STATED GOAL:
Copy every line of the records below where the word "into" occurs.

DATASET ENTRIES:

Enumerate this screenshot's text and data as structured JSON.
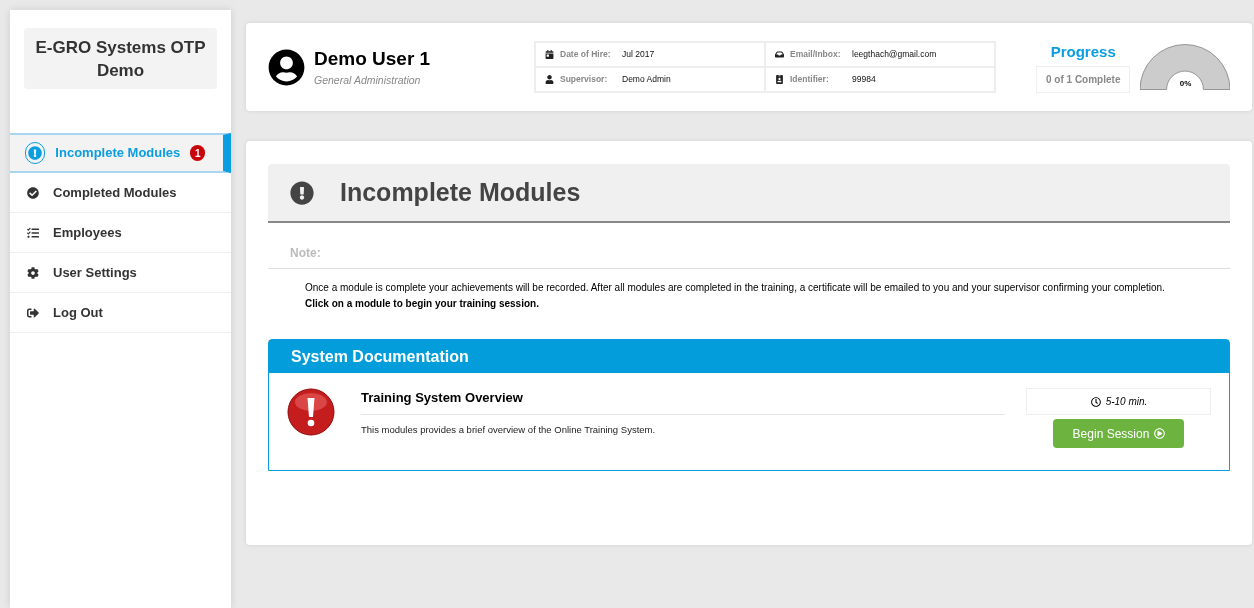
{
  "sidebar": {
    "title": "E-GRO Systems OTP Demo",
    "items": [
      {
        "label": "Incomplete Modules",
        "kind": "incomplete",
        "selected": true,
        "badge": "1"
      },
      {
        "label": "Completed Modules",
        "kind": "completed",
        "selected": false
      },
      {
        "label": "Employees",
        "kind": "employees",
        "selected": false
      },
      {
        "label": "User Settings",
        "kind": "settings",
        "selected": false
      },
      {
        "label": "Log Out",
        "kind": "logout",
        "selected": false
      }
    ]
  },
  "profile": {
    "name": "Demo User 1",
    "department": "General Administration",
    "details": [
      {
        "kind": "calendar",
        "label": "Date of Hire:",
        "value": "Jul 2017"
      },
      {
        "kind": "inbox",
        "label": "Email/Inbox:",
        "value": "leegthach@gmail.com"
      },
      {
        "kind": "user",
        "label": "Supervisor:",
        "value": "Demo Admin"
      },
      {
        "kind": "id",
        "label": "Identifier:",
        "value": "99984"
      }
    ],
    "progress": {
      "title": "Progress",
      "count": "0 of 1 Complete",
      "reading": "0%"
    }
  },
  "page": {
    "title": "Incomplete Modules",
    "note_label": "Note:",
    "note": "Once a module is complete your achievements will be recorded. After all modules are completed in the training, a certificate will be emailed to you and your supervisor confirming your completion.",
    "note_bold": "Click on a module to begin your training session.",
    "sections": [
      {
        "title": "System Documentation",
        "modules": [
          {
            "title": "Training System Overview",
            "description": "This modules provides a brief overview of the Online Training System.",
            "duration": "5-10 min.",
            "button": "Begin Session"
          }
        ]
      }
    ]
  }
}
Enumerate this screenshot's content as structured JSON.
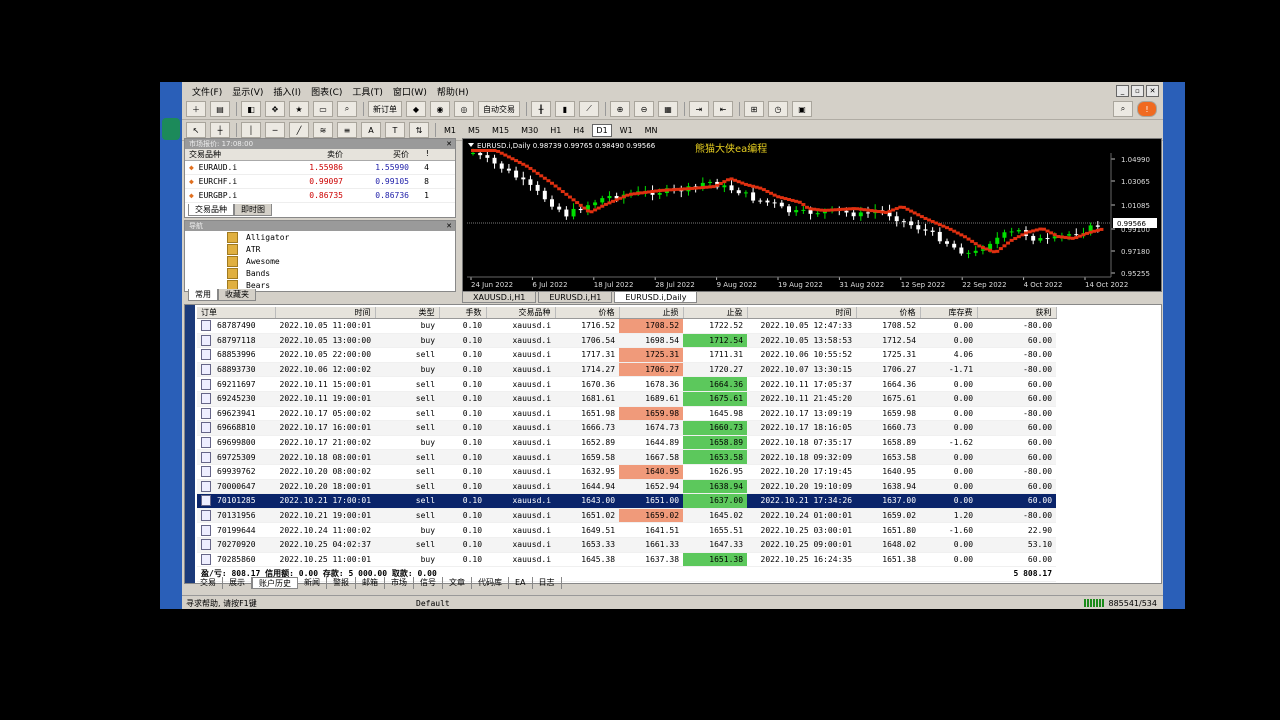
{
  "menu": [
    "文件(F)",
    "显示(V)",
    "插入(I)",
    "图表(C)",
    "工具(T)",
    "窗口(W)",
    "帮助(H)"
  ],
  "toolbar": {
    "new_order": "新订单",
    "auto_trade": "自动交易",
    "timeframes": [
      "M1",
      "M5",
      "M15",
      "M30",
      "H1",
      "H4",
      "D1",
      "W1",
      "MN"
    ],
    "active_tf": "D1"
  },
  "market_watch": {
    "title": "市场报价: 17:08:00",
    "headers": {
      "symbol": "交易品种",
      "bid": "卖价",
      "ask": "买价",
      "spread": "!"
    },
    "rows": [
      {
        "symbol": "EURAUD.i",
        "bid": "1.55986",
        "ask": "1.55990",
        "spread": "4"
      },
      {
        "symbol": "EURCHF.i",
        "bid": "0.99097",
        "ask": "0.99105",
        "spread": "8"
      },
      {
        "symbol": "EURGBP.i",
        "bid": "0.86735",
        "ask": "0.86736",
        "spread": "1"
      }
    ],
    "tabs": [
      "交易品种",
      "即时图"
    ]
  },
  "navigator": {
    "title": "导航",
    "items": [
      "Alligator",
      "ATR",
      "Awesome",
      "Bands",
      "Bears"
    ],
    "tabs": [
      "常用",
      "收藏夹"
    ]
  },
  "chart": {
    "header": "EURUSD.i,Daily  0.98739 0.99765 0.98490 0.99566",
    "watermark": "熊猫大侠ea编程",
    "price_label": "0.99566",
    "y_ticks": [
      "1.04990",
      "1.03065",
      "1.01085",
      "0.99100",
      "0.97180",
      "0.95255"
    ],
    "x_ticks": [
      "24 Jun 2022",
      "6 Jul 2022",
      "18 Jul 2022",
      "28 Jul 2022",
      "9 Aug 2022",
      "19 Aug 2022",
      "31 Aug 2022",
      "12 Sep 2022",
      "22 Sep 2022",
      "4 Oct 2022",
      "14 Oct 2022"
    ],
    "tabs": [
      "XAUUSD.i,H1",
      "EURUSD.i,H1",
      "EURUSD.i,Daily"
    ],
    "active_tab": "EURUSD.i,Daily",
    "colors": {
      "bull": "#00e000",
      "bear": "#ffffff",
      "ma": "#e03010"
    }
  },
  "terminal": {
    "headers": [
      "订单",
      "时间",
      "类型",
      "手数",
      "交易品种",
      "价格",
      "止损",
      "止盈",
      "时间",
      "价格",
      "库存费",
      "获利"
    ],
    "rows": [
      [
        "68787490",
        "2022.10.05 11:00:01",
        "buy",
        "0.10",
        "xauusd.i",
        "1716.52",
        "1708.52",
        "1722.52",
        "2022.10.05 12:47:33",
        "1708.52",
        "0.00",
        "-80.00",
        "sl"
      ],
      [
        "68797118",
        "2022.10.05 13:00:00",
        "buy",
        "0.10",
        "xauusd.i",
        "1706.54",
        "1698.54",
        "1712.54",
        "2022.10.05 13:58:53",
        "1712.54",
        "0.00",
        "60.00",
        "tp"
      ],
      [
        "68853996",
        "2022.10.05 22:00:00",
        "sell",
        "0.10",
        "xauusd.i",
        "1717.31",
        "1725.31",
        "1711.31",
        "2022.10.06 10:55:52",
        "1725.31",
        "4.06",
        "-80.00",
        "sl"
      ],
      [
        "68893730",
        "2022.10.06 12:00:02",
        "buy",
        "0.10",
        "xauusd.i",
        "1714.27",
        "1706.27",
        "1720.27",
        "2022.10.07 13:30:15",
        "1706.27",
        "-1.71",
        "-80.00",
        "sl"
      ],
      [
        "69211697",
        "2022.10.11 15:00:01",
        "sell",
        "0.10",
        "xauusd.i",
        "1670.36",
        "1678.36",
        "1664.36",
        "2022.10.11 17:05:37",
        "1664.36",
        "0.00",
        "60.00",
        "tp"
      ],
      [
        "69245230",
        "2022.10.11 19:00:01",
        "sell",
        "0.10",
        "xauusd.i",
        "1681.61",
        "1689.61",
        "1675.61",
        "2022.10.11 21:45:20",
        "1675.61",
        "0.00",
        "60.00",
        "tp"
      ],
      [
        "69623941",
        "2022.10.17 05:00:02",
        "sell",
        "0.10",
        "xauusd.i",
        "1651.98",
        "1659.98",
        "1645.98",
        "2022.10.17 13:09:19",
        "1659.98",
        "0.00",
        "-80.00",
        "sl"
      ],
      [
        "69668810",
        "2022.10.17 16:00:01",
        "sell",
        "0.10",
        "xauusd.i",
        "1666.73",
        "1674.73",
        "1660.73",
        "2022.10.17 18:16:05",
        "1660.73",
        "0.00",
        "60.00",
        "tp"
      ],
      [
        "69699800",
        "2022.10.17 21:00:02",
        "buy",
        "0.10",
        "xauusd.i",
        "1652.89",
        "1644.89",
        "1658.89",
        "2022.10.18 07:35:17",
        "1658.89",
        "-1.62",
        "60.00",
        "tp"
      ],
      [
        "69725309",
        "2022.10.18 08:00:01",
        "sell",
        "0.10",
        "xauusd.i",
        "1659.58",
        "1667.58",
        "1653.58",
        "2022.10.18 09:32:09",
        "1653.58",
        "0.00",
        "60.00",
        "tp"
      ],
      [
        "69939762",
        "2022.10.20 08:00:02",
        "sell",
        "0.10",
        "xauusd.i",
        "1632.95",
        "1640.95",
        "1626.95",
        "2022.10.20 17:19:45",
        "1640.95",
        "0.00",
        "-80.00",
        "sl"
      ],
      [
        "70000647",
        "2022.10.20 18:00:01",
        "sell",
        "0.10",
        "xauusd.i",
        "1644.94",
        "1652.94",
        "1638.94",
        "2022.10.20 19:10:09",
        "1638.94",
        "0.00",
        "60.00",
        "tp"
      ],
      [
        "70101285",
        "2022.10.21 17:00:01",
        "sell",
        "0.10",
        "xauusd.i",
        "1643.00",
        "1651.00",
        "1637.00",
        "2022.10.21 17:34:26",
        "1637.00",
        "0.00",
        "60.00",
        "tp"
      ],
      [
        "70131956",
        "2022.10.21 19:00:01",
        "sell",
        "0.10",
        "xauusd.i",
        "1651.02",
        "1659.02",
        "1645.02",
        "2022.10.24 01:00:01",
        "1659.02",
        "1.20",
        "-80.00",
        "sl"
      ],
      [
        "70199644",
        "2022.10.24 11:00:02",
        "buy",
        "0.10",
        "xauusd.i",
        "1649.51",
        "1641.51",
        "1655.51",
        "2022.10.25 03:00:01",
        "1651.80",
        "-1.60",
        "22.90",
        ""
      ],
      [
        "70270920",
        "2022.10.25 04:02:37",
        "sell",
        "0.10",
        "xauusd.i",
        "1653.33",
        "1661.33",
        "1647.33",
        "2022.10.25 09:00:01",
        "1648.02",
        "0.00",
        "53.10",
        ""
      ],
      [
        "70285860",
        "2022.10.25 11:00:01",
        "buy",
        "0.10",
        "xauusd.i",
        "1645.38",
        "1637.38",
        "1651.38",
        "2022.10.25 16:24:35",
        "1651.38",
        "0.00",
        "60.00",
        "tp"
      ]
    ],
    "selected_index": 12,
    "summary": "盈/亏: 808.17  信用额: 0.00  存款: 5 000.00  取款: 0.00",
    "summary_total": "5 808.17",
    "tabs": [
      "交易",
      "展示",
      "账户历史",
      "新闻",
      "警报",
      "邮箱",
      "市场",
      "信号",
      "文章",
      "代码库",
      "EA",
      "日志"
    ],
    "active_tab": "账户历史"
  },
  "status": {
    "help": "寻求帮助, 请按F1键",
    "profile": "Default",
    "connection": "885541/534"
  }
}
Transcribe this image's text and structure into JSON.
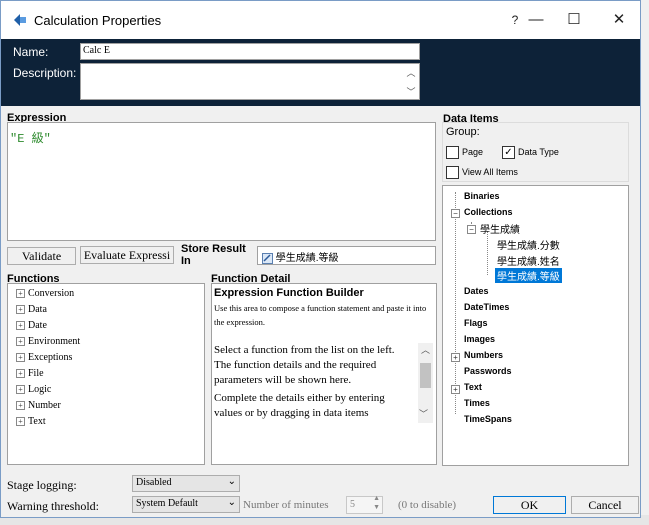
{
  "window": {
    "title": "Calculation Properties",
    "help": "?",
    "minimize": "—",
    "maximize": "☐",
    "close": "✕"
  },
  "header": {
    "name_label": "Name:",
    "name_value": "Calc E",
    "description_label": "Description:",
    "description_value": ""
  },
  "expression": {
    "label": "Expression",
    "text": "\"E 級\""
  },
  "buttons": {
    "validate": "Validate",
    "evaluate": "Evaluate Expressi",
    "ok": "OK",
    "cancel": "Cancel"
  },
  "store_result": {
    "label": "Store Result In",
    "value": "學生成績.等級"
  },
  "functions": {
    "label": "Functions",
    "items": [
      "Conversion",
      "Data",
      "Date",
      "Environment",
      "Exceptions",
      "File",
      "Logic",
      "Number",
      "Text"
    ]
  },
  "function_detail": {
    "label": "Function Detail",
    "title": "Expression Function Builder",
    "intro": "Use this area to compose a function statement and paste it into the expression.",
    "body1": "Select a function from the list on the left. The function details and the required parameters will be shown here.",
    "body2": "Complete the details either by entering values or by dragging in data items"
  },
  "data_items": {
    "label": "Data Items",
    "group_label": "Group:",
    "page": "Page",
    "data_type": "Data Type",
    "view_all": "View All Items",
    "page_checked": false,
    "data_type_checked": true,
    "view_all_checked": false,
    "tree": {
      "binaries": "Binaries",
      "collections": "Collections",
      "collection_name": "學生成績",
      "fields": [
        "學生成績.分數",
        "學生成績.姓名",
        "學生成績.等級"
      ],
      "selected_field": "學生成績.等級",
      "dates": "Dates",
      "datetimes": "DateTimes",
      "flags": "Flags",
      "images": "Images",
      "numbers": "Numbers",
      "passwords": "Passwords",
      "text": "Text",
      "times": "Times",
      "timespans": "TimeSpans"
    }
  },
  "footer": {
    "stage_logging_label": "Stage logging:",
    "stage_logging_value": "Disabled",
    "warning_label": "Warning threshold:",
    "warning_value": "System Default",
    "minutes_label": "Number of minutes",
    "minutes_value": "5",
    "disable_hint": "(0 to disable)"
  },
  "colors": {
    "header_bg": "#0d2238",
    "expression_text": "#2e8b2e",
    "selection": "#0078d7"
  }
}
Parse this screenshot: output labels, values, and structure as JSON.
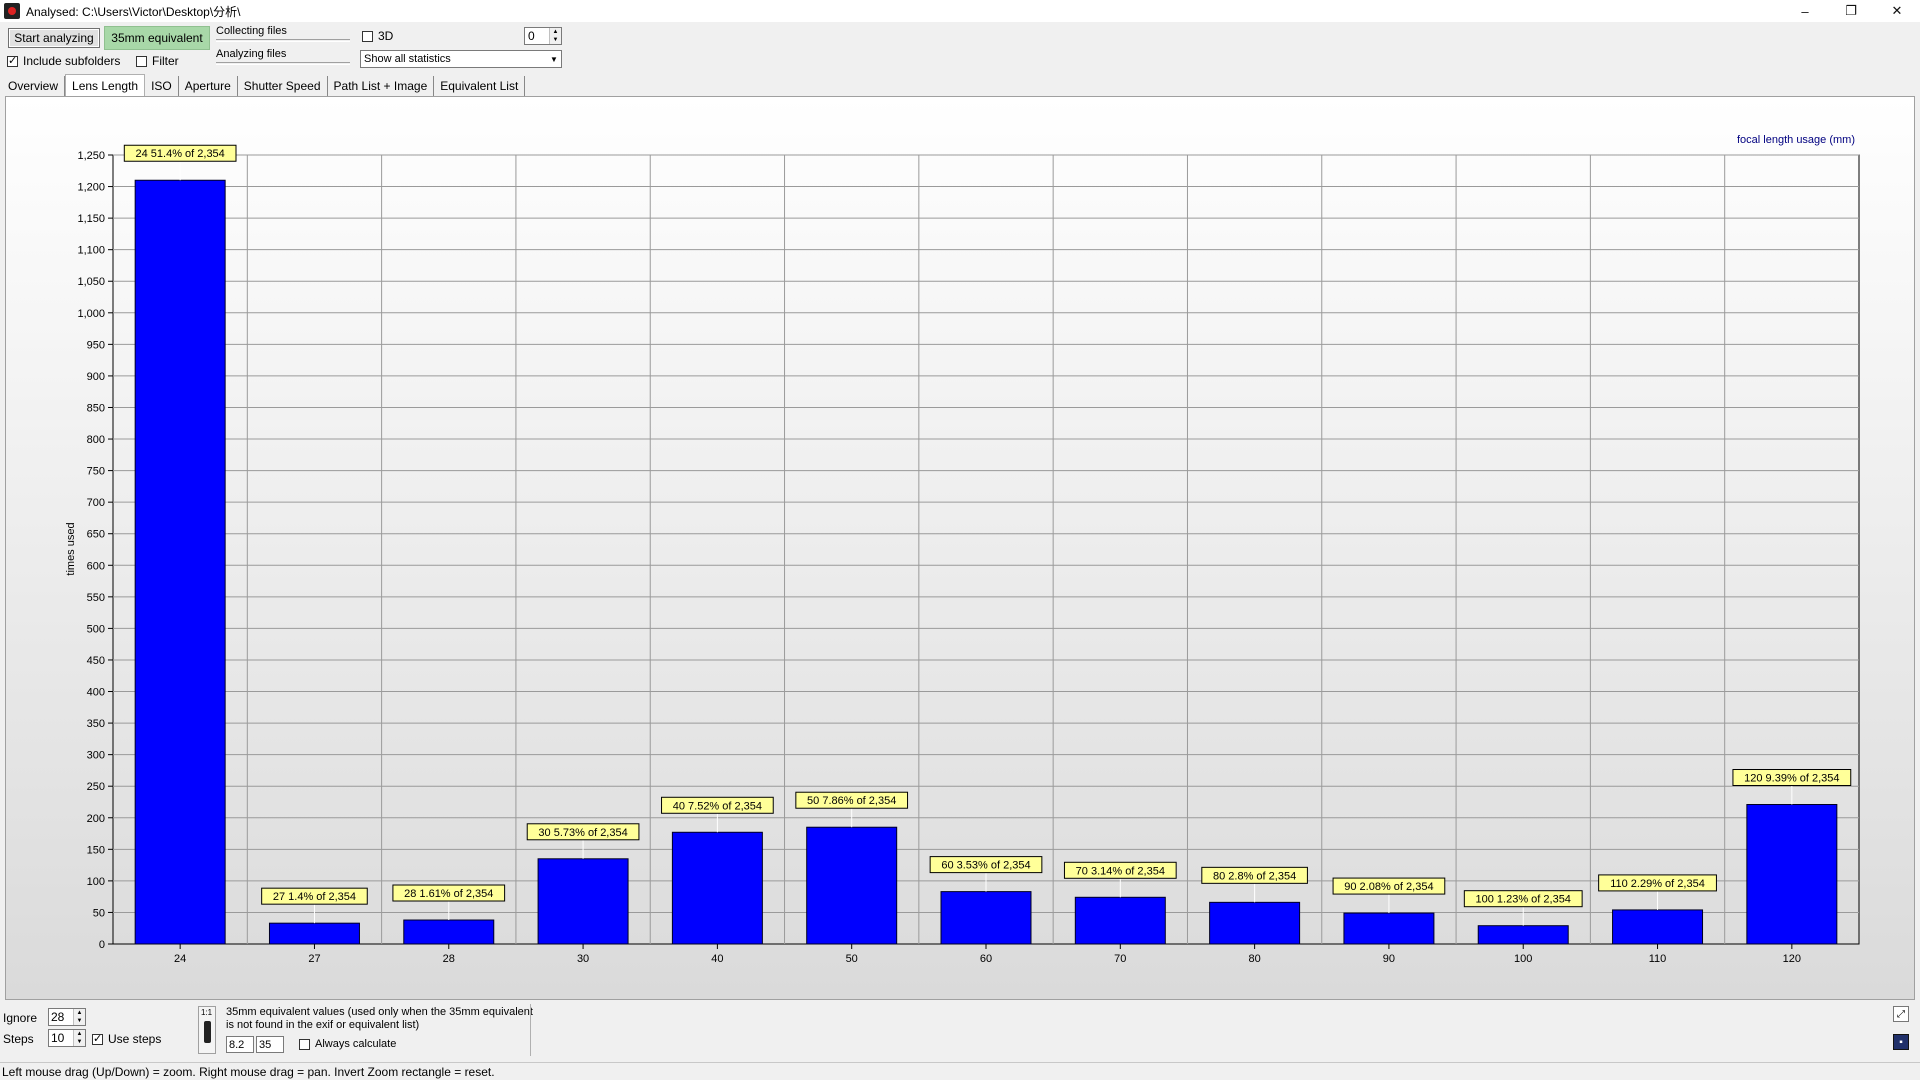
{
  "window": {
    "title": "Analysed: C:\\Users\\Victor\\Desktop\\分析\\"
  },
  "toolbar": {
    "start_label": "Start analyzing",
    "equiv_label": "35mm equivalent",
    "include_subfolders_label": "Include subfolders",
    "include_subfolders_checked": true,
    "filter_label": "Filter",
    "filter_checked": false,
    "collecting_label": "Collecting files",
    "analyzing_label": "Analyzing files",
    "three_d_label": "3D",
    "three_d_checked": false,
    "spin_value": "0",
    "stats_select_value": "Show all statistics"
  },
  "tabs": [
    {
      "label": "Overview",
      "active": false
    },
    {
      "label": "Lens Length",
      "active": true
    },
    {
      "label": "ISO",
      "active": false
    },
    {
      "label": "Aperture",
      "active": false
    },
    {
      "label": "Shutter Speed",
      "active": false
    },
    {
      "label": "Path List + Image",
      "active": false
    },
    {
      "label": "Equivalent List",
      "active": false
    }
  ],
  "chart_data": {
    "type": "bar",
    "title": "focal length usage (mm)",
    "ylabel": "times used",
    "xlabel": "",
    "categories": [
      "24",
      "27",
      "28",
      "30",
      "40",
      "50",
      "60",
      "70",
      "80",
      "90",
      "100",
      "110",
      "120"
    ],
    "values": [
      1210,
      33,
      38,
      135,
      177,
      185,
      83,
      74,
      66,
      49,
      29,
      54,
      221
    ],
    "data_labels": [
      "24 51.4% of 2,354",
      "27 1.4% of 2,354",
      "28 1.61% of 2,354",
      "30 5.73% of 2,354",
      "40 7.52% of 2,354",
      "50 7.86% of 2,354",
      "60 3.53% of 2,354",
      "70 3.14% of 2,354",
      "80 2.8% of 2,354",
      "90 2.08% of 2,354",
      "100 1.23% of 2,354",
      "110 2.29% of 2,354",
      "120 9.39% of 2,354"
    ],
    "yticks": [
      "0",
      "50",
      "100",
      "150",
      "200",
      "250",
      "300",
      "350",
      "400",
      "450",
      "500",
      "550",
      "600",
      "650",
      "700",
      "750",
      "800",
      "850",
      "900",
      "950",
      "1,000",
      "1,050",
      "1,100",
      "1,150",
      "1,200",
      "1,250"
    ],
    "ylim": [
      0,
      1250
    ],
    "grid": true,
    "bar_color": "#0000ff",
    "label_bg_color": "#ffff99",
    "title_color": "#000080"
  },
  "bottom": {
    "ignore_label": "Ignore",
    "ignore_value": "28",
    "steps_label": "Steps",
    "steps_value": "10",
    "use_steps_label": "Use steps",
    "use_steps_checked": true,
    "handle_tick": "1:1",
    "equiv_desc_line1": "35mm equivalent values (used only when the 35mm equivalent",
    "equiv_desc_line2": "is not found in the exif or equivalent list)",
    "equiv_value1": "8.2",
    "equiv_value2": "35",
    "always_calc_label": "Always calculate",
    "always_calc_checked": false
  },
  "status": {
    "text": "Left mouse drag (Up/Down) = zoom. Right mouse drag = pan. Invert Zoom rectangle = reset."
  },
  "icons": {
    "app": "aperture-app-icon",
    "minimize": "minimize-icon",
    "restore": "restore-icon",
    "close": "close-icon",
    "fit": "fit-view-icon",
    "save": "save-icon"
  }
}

ANSWER TO THIS EXERCISE:
Transcribe this image's text and structure into JSON.
    "intro": "Use this area to compose a function statement and paste it into the expression.",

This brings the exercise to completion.